■ **GOAL**
Wherever the word "造成能力变化" appears in the entries, copy the whole line.

■ **MATERIAL TO PROCESS**
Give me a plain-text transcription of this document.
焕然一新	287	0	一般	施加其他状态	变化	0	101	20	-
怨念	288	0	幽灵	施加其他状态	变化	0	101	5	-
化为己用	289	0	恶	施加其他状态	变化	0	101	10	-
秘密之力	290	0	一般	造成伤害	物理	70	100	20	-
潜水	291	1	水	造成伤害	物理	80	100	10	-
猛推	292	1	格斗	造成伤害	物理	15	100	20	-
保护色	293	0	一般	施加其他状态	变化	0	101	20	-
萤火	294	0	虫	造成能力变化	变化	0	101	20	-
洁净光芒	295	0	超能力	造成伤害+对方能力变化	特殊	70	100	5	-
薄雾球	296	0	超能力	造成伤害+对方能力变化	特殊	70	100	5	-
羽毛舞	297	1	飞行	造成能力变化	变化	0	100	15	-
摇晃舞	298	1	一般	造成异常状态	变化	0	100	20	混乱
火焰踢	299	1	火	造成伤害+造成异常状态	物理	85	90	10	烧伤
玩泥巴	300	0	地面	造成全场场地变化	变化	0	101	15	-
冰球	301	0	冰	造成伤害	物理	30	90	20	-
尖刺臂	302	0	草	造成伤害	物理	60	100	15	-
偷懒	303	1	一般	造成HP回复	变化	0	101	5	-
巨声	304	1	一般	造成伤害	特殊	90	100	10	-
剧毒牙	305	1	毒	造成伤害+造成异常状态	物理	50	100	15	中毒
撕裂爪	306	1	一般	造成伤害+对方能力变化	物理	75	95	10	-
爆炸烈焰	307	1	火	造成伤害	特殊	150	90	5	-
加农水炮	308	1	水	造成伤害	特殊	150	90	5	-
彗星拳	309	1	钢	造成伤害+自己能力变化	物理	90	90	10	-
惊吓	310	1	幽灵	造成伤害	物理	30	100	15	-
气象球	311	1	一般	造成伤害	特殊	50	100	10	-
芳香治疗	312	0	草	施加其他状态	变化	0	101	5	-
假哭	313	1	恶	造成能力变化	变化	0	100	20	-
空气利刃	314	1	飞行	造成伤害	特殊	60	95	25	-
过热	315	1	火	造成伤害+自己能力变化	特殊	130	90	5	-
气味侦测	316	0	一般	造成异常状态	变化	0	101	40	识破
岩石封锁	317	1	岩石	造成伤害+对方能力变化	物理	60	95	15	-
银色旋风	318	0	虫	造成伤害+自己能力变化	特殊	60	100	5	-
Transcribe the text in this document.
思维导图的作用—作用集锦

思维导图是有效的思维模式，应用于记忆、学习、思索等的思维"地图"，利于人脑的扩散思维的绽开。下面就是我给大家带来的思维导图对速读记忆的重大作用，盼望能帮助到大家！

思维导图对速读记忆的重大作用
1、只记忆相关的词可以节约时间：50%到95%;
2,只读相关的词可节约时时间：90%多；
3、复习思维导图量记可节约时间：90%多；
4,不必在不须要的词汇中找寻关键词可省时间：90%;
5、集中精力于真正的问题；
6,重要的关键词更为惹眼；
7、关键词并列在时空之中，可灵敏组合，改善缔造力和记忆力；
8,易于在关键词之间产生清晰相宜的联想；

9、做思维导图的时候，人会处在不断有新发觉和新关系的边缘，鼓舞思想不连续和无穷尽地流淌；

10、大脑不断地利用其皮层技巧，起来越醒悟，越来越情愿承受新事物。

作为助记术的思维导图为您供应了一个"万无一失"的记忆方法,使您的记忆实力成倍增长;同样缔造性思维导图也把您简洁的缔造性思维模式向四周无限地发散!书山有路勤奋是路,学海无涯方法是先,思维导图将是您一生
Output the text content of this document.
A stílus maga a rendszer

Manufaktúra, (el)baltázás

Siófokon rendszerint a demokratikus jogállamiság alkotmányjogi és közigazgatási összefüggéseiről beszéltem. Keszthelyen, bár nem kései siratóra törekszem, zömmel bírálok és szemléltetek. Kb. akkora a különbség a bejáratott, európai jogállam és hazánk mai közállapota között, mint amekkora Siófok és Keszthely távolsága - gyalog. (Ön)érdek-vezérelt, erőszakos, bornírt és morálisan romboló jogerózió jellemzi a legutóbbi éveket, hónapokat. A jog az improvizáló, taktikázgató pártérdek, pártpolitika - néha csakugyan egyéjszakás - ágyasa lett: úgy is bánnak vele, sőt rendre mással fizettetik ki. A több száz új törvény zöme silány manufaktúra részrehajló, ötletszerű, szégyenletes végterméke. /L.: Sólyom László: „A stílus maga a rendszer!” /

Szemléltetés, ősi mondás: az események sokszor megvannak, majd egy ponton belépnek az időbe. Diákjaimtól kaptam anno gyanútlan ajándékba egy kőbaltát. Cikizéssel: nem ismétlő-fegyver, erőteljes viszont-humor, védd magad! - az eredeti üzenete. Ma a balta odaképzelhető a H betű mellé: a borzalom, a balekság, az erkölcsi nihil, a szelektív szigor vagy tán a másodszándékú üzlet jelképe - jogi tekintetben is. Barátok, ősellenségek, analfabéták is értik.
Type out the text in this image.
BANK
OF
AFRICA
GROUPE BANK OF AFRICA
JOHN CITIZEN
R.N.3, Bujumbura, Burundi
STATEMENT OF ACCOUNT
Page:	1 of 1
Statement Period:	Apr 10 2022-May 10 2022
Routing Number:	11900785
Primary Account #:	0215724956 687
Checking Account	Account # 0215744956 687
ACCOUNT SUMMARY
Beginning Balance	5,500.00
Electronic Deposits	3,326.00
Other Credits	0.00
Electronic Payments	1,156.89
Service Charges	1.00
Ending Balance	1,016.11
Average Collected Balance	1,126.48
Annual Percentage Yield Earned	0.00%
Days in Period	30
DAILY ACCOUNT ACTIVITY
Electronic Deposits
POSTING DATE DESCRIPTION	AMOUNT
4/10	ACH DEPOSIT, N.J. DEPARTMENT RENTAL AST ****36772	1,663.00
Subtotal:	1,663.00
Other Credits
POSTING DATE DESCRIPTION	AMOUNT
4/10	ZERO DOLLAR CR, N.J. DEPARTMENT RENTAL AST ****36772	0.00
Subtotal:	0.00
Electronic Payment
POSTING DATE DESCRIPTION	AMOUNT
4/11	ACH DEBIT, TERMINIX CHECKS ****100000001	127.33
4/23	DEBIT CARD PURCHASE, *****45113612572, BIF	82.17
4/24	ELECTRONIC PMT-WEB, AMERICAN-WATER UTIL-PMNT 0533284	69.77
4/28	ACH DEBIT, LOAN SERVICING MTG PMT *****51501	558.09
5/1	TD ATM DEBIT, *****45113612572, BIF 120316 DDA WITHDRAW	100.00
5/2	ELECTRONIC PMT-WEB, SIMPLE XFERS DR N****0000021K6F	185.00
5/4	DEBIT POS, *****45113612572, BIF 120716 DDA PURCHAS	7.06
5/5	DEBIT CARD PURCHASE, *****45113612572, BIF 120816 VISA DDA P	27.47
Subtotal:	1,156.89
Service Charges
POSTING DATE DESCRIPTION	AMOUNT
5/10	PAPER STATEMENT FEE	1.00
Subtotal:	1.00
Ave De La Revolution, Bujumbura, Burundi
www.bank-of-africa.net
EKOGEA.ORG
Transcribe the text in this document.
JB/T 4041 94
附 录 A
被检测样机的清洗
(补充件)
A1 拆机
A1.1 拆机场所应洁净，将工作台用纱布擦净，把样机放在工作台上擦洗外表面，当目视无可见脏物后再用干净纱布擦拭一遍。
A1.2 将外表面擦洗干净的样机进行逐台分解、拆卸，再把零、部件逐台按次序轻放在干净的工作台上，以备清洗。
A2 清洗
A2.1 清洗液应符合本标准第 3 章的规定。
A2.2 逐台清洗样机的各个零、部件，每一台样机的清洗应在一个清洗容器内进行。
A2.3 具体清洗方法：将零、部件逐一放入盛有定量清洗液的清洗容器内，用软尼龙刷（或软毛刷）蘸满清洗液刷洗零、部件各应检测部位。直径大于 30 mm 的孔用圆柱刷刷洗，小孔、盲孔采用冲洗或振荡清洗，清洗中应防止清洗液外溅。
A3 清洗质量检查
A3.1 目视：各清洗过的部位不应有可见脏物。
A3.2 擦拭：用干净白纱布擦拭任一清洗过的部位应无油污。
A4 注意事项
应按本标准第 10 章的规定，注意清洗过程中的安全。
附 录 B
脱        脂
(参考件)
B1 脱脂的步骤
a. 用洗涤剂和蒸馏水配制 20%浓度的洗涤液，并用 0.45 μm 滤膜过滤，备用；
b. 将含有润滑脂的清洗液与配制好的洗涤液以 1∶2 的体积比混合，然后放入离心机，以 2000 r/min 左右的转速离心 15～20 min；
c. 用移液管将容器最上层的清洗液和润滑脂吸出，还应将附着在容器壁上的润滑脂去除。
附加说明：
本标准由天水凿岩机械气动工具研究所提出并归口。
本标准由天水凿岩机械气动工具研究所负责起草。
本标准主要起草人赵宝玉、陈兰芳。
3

■ **TASK RESPONSE**
萤火	294	0	虫	造成能力变化	变化	0	101	20	-
羽毛舞	297	1	飞行	造成能力变化	变化	0	100	15	-
假哭	313	1	恶	造成能力变化	变化	0	100	20	-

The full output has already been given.